> WORK REQUIRED
Return every record verbatim.
=======
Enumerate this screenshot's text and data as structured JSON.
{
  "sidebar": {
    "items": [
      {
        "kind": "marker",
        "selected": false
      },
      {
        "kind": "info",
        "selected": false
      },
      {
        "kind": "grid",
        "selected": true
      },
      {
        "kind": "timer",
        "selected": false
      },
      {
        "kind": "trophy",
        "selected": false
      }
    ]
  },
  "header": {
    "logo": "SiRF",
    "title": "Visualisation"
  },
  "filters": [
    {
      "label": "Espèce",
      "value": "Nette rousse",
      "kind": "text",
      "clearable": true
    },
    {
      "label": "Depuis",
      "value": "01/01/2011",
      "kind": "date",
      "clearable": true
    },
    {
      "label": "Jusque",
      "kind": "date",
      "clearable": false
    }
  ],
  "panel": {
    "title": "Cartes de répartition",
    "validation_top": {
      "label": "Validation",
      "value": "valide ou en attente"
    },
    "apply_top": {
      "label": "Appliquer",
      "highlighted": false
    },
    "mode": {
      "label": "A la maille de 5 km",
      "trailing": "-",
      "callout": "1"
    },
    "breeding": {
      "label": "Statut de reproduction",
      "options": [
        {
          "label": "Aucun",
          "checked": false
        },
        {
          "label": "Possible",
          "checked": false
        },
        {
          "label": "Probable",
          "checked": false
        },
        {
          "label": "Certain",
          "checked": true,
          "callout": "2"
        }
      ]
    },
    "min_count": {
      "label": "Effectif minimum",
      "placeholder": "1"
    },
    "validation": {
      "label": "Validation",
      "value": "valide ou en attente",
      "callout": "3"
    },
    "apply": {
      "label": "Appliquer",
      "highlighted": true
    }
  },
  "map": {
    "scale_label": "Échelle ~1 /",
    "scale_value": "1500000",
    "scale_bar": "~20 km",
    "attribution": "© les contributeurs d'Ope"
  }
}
=======
> ANSWER
Enumerate this screenshot's text and data as structured JSON.
{
  "sidebar": {
    "items": [
      {
        "kind": "marker",
        "selected": false
      },
      {
        "kind": "info",
        "selected": false
      },
      {
        "kind": "grid",
        "selected": true
      },
      {
        "kind": "timer",
        "selected": false
      },
      {
        "kind": "trophy",
        "selected": false
      }
    ]
  },
  "header": {
    "logo": "SiRF",
    "title": "Visualisation"
  },
  "filters": [
    {
      "label": "Espèce",
      "value": "Nette rousse",
      "kind": "text",
      "clearable": true
    },
    {
      "label": "Depuis",
      "value": "01/01/2011",
      "kind": "date",
      "clearable": true
    },
    {
      "label": "Jusque",
      "kind": "date",
      "clearable": false
    }
  ],
  "panel": {
    "title": "Cartes de répartition",
    "validation_top": {
      "label": "Validation",
      "value": "valide ou en attente"
    },
    "apply_top": {
      "label": "Appliquer",
      "highlighted": false
    },
    "mode": {
      "label": "A la maille de 5 km",
      "trailing": "-",
      "callout": "1"
    },
    "breeding": {
      "label": "Statut de reproduction",
      "options": [
        {
          "label": "Aucun",
          "checked": false
        },
        {
          "label": "Possible",
          "checked": false
        },
        {
          "label": "Probable",
          "checked": false
        },
        {
          "label": "Certain",
          "checked": true,
          "callout": "2"
        }
      ]
    },
    "min_count": {
      "label": "Effectif minimum",
      "placeholder": "1"
    },
    "validation": {
      "label": "Validation",
      "value": "valide ou en attente",
      "callout": "3"
    },
    "apply": {
      "label": "Appliquer",
      "highlighted": true
    }
  },
  "map": {
    "scale_label": "Échelle ~1 /",
    "scale_value": "1500000",
    "scale_bar": "~20 km",
    "attribution": "© les contributeurs d'Ope"
  }
}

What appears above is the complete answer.